(YOUR OBJECTIVE): In the data below, locate each line with the word "перевооружение" and list it.
● ● ● ● ● ● ●
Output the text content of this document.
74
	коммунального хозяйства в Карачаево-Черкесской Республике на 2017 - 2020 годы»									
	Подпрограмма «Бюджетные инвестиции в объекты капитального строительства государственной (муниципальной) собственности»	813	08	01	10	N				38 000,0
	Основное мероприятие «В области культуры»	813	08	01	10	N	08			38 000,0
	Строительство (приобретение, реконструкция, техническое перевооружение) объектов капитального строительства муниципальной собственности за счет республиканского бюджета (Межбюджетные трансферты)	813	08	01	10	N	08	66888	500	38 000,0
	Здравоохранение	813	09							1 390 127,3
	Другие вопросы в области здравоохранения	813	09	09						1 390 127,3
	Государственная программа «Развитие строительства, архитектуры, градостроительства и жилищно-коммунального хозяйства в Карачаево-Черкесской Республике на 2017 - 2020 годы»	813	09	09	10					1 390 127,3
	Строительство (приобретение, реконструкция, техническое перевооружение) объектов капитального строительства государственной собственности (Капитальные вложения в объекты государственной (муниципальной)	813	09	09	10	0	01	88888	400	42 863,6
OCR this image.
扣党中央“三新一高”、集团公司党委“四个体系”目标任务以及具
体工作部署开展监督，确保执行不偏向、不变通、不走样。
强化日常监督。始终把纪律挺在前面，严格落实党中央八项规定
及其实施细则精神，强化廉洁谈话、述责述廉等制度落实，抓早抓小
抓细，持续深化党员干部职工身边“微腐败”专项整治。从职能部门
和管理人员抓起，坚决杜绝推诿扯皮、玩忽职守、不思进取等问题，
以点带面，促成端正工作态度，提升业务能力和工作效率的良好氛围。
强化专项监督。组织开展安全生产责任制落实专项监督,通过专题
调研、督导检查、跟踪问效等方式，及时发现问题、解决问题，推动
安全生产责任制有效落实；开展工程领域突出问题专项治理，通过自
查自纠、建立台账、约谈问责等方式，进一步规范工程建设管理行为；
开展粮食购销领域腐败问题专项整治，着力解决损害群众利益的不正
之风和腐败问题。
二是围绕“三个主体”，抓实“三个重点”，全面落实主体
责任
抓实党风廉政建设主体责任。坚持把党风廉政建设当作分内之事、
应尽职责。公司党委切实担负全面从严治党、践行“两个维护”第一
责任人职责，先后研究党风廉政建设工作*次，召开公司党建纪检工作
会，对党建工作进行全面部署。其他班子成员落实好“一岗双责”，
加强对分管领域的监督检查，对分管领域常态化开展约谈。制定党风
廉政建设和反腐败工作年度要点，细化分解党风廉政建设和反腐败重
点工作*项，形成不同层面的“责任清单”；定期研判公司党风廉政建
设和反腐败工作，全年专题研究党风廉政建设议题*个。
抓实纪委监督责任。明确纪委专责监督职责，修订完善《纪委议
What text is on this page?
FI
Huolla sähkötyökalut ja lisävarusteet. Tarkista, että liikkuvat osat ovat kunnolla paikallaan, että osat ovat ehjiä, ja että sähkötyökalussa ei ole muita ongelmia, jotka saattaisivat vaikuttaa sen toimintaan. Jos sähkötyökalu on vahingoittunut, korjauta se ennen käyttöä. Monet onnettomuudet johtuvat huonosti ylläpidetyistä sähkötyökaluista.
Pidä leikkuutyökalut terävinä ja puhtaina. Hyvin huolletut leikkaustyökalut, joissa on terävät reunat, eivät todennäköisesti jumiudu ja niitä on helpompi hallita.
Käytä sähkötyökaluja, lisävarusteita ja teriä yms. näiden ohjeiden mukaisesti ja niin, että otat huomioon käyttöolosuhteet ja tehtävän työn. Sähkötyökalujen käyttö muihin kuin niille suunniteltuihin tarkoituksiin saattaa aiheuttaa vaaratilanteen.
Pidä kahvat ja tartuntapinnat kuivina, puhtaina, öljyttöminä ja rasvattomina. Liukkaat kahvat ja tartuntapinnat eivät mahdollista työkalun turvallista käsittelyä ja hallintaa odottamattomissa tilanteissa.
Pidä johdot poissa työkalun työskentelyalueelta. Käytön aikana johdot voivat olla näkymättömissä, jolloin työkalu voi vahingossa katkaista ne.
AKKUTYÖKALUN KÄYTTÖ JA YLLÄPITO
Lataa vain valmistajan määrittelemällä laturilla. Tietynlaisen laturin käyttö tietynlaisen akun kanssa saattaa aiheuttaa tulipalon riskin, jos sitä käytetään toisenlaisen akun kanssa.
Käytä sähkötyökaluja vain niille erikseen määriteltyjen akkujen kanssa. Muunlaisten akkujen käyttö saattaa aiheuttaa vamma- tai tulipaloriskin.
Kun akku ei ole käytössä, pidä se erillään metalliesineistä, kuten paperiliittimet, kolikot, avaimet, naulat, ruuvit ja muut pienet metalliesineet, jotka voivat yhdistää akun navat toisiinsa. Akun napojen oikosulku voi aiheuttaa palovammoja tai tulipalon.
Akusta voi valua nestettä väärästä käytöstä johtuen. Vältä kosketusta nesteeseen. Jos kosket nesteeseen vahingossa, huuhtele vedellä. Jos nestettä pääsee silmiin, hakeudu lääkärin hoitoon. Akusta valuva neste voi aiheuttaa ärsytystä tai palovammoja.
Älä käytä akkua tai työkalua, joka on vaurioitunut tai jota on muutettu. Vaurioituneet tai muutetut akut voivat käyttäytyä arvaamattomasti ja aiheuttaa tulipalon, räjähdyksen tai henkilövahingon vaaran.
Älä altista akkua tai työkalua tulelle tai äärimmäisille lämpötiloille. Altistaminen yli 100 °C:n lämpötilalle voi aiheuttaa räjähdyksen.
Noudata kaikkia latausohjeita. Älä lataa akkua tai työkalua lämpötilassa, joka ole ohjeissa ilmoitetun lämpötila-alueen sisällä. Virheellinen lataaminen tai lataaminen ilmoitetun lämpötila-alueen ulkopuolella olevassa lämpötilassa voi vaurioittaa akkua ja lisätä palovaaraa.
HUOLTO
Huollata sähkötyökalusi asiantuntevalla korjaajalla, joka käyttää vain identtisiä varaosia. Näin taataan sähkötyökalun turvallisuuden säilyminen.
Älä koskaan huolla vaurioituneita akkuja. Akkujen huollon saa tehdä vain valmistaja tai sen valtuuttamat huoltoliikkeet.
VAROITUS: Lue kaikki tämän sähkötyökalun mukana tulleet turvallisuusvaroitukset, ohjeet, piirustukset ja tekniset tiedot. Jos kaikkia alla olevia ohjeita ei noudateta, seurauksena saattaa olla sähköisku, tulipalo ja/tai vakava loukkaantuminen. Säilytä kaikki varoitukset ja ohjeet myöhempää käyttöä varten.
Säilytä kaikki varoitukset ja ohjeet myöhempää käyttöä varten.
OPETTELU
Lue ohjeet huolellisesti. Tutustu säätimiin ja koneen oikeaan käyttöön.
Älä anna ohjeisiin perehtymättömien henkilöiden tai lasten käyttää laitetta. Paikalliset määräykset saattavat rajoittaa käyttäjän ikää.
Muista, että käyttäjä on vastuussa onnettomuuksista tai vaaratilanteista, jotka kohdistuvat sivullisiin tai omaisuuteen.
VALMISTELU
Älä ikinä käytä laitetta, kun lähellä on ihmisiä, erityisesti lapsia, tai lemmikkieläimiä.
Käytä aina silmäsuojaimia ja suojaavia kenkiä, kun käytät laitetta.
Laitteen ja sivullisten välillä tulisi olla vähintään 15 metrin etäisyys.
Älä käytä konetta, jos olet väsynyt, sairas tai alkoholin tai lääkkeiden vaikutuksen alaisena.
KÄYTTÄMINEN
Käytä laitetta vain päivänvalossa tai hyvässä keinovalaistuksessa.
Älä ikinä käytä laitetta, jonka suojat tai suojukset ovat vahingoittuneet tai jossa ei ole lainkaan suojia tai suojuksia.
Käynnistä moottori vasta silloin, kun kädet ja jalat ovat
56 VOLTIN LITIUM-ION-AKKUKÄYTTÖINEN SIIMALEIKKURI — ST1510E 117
● ● ● ● ● ● ●
(ANSWER TO THIS PROBLEM):
	Строительство (приобретение, реконструкция, техническое перевооружение) объектов капитального строительства муниципальной собственности за счет республиканского бюджета (Межбюджетные трансферты)	813	08	01	10	N	08	66888	500	38 000,0
	Строительство (приобретение, реконструкция, техническое перевооружение) объектов капитального строительства государственной собственности (Капитальные вложения в объекты государственной (муниципальной)	813	09	09	10	0	01	88888	400	42 863,6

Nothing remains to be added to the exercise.